Instrução escrita: Resuma em duas frases o texto sobre o movimento das sardinhas.

Itália: O “movimento das sardinhas” se coloca contra o direitista Salvini

A mobilização de dezenas de milhares de jovens italianos está crescendo em resposta a Salvini e à direita em ascensão. Retornam em sua luta as tradições e símbolos da luta antifascista, como a canção “Bella Ciao”.

POR ALE KUR

Uma direita em ascensão

Matteo Salvini é um líder político italiano de direita, neoliberal e nacionalista. Pertence ao partido conhecido como “La Liga” (antiga “Liga Norte”) que se originou décadas atrás, defendendo a independência do norte do país (região tradicionalmente mais rica) e com um forte desprezo pelo sul da Itália, mais empobrecido. Então ele se transformou em um partido nacional, deixando de lado a independência, sem nunca perder seu componente racista e elitista. Nos últimos anos, a Liga e Salvini conseguiram se estabelecer na política nacional, graças a uma feroz pregação anti-imigrante – em um país que é o destino de um grande número de migrantes africanos, dos quais milhares morrem tentando atravessar o Mediterrâneo nas mais precárias condições Por outro lado, a Itália está atolada, desde a crise global de 2008, em um longo período de estagnação de que nunca conseguiu sair: essa é a base material da crescente instabilidade política e a tendência à polarização.

Dados fornecidos:
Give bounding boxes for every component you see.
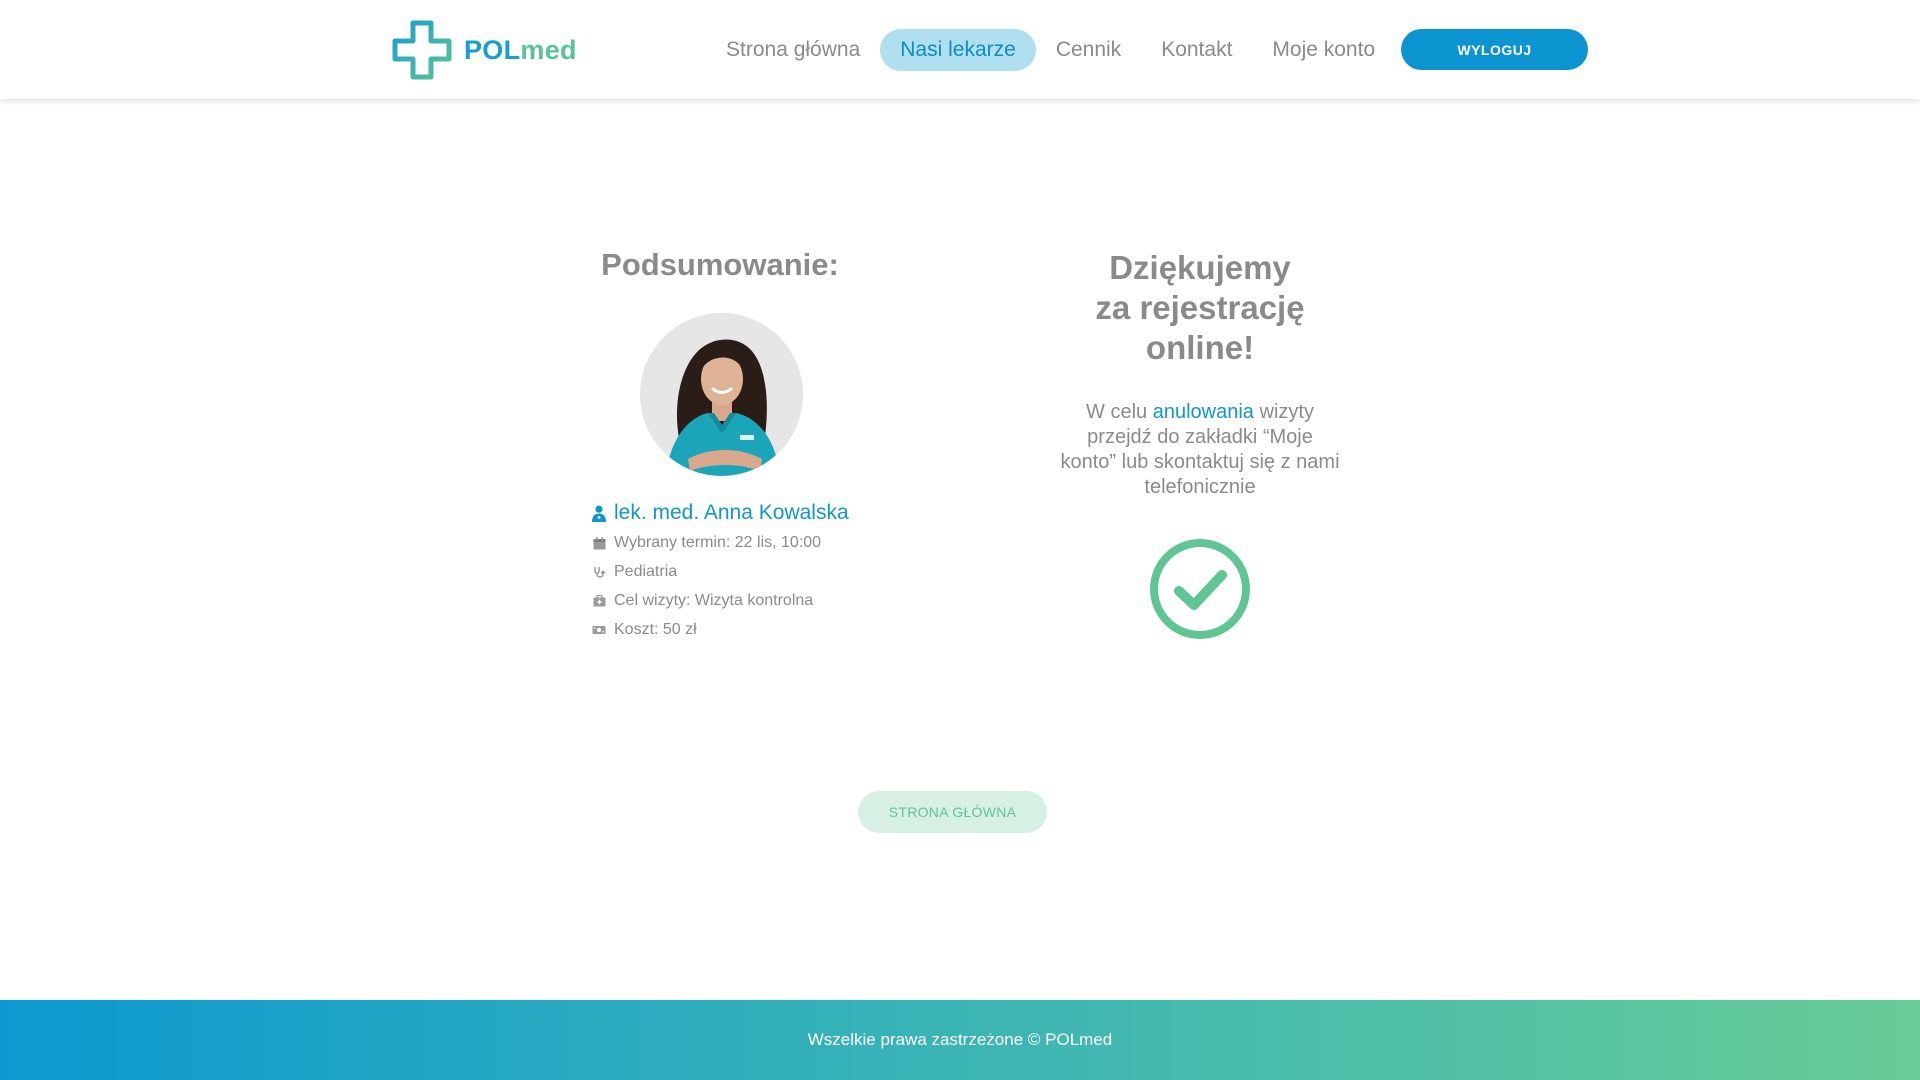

Resposta escrita: Dezenas de milhares de jovens italianos estão se mobilizando contra Matteo Salvini e a direita em ascensão, retomando tradições e símbolos antifascistas como a canção "Bella Ciao". Salvini pertence à Liga, partido surgido no norte com desprezo pelo sul e que nunca perdeu seu componente racista e elitista, e ganhou espaço na política nacional com uma feroz pregação anti-imigrante, numa Itália estagnada desde a crise global de 2008.